### What is needed
Restate the entire listing word for word.

Dataset items

········

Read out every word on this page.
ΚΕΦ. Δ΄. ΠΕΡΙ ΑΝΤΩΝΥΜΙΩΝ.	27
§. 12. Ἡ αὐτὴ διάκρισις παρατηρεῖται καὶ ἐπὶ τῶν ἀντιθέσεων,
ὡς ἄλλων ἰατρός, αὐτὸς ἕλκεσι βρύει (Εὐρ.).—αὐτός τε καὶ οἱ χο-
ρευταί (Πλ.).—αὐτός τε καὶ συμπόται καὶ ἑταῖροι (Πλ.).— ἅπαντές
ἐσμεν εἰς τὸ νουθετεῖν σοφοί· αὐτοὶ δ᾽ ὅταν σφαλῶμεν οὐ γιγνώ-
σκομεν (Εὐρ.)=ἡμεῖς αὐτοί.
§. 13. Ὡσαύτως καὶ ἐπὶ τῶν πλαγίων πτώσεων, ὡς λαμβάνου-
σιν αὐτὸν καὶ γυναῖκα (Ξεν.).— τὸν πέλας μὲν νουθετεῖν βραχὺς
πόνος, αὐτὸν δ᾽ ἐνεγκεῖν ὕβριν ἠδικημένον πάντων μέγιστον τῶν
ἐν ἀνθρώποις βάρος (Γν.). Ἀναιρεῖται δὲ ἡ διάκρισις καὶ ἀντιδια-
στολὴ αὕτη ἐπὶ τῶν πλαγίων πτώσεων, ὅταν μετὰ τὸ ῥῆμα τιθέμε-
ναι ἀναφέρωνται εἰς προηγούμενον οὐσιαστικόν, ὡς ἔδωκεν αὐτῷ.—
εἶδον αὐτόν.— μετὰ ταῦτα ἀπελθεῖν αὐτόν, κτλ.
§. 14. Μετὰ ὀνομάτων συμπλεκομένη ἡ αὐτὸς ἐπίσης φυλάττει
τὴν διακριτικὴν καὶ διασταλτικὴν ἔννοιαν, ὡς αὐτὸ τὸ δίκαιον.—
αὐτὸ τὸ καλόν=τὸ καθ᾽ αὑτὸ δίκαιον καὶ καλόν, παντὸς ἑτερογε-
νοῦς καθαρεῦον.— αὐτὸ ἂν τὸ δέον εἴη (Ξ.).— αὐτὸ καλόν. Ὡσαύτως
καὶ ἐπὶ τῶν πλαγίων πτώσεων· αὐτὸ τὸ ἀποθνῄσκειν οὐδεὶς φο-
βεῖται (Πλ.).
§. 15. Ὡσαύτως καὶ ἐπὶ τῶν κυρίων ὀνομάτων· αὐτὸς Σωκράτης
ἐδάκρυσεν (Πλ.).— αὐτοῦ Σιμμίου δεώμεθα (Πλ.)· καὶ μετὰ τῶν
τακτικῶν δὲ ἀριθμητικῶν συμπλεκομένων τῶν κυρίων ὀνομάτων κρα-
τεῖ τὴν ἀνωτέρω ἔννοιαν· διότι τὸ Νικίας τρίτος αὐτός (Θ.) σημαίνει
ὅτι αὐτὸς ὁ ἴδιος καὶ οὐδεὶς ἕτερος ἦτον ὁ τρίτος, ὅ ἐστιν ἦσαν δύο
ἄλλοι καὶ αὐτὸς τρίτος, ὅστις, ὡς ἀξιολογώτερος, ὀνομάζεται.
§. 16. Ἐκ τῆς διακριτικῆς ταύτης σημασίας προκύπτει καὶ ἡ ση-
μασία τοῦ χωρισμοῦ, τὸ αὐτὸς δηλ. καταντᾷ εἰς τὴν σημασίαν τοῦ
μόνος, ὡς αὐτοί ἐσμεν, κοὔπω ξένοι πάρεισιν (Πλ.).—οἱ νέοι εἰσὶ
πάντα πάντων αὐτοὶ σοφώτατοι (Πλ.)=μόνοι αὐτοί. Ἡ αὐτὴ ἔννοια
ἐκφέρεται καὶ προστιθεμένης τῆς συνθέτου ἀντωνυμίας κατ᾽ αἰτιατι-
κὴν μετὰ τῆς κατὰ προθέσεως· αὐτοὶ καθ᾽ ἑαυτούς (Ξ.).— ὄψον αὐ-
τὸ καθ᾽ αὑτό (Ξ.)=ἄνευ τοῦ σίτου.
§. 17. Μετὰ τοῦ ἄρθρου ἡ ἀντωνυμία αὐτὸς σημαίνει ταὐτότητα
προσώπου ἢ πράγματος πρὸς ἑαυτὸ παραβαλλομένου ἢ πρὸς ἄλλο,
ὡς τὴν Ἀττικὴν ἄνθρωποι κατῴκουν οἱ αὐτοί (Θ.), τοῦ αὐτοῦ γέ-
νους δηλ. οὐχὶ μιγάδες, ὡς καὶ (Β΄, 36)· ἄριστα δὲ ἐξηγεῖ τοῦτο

········

### Result for this exercise
Read out every word on this page.
ΚΕΦ. Δ΄. ΠΕΡΙ ΑΝΤΩΝΥΜΙΩΝ.	27
§. 12. Ἡ αὐτὴ διάκρισις παρατηρεῖται καὶ ἐπὶ τῶν ἀντιθέσεων,
ὡς ἄλλων ἰατρός, αὐτὸς ἕλκεσι βρύει (Εὐρ.).—αὐτός τε καὶ οἱ χο-
ρευταί (Πλ.).—αὐτός τε καὶ συμπόται καὶ ἑταῖροι (Πλ.).— ἅπαντές
ἐσμεν εἰς τὸ νουθετεῖν σοφοί· αὐτοὶ δ᾽ ὅταν σφαλῶμεν οὐ γιγνώ-
σκομεν (Εὐρ.)=ἡμεῖς αὐτοί.
§. 13. Ὡσαύτως καὶ ἐπὶ τῶν πλαγίων πτώσεων, ὡς λαμβάνου-
σιν αὐτὸν καὶ γυναῖκα (Ξεν.).— τὸν πέλας μὲν νουθετεῖν βραχὺς
πόνος, αὐτὸν δ᾽ ἐνεγκεῖν ὕβριν ἠδικημένον πάντων μέγιστον τῶν
ἐν ἀνθρώποις βάρος (Γν.). Ἀναιρεῖται δὲ ἡ διάκρισις καὶ ἀντιδια-
στολὴ αὕτη ἐπὶ τῶν πλαγίων πτώσεων, ὅταν μετὰ τὸ ῥῆμα τιθέμε-
ναι ἀναφέρωνται εἰς προηγούμενον οὐσιαστικόν, ὡς ἔδωκεν αὐτῷ.—
εἶδον αὐτόν.— μετὰ ταῦτα ἀπελθεῖν αὐτόν, κτλ.
§. 14. Μετὰ ὀνομάτων συμπλεκομένη ἡ αὐτὸς ἐπίσης φυλάττει
τὴν διακριτικὴν καὶ διασταλτικὴν ἔννοιαν, ὡς αὐτὸ τὸ δίκαιον.—
αὐτὸ τὸ καλόν=τὸ καθ᾽ αὑτὸ δίκαιον καὶ καλόν, παντὸς ἑτερογε-
νοῦς καθαρεῦον.— αὐτὸ ἂν τὸ δέον εἴη (Ξ.).— αὐτὸ καλόν. Ὡσαύτως
καὶ ἐπὶ τῶν πλαγίων πτώσεων· αὐτὸ τὸ ἀποθνῄσκειν οὐδεὶς φο-
βεῖται (Πλ.).
§. 15. Ὡσαύτως καὶ ἐπὶ τῶν κυρίων ὀνομάτων· αὐτὸς Σωκράτης
ἐδάκρυσεν (Πλ.).— αὐτοῦ Σιμμίου δεώμεθα (Πλ.)· καὶ μετὰ τῶν
τακτικῶν δὲ ἀριθμητικῶν συμπλεκομένων τῶν κυρίων ὀνομάτων κρα-
τεῖ τὴν ἀνωτέρω ἔννοιαν· διότι τὸ Νικίας τρίτος αὐτός (Θ.) σημαίνει
ὅτι αὐτὸς ὁ ἴδιος καὶ οὐδεὶς ἕτερος ἦτον ὁ τρίτος, ὅ ἐστιν ἦσαν δύο
ἄλλοι καὶ αὐτὸς τρίτος, ὅστις, ὡς ἀξιολογώτερος, ὀνομάζεται.
§. 16. Ἐκ τῆς διακριτικῆς ταύτης σημασίας προκύπτει καὶ ἡ ση-
μασία τοῦ χωρισμοῦ, τὸ αὐτὸς δηλ. καταντᾷ εἰς τὴν σημασίαν τοῦ
μόνος, ὡς αὐτοί ἐσμεν, κοὔπω ξένοι πάρεισιν (Πλ.).—οἱ νέοι εἰσὶ
πάντα πάντων αὐτοὶ σοφώτατοι (Πλ.)=μόνοι αὐτοί. Ἡ αὐτὴ ἔννοια
ἐκφέρεται καὶ προστιθεμένης τῆς συνθέτου ἀντωνυμίας κατ᾽ αἰτιατι-
κὴν μετὰ τῆς κατὰ προθέσεως· αὐτοὶ καθ᾽ ἑαυτούς (Ξ.).— ὄψον αὐ-
τὸ καθ᾽ αὑτό (Ξ.)=ἄνευ τοῦ σίτου.
§. 17. Μετὰ τοῦ ἄρθρου ἡ ἀντωνυμία αὐτὸς σημαίνει ταὐτότητα
προσώπου ἢ πράγματος πρὸς ἑαυτὸ παραβαλλομένου ἢ πρὸς ἄλλο,
ὡς τὴν Ἀττικὴν ἄνθρωποι κατῴκουν οἱ αὐτοί (Θ.), τοῦ αὐτοῦ γέ-
νους δηλ. οὐχὶ μιγάδες, ὡς καὶ (Β΄, 36)· ἄριστα δὲ ἐξηγεῖ τοῦτο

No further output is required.